17 oct 2018

Una cateta en Noruega (Día 1)


Nueve de la mañana. A esa hora me recogió mi taxista favorito en la puerta de casa. Da gusto salir de viaje a una hora decente. 
Un poco antes de llegar al aeropuerto de Faro, paramos en una gasolinera de CEPSA que tiene una cafetería estupenda. A la vez que nosotros llegó un autobús lleno de chinos, de chinos de verdad, no japoneses. Entraron directamente al baño y luego adquirieron comida y bebida de forma ordenada y silenciosa, que no coherente. Nunca había visto comer un helado de palo antes de la diez de la mañana. Igual igual que los autobuses de ancianos del IMSERSO, igual. Esos llegan, te revuelven el negocio, dan gritos, ensucian, las viejas crean enormes colas en el baño porque no son capaces de colocarse bien la faja, los matrimonios se pelean, llaman a los hijos por el móvil dando alaridos y finalmente salen renqueando camino del autobús, para tener que parar cincuenta kilómetros más allá por culpa de la incontinencia urinaria.

- MATERIAL:
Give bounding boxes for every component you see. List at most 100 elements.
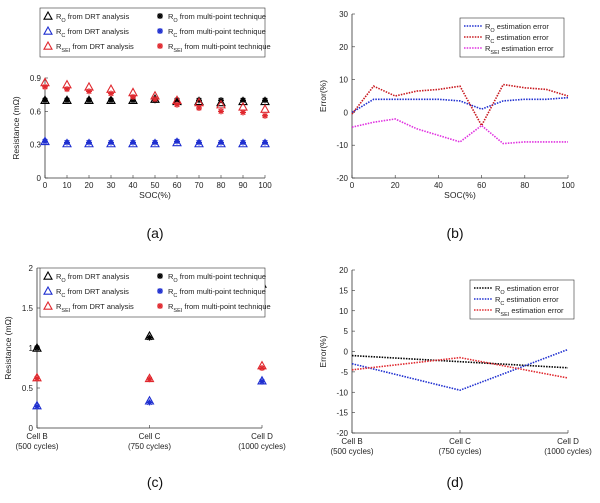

- TAREA:
Edita el texto del viaje a Noruega desde "Una cateta en" hasta "una hora decente.", ambos incluidos, y escribe ese trozo cambiando "taxista" por "conductor".

- SOLUCIÓN:
Una cateta en Noruega (Día 1)


Nueve de la mañana. A esa hora me recogió mi conductor favorito en la puerta de casa. Da gusto salir de viaje a una hora decente.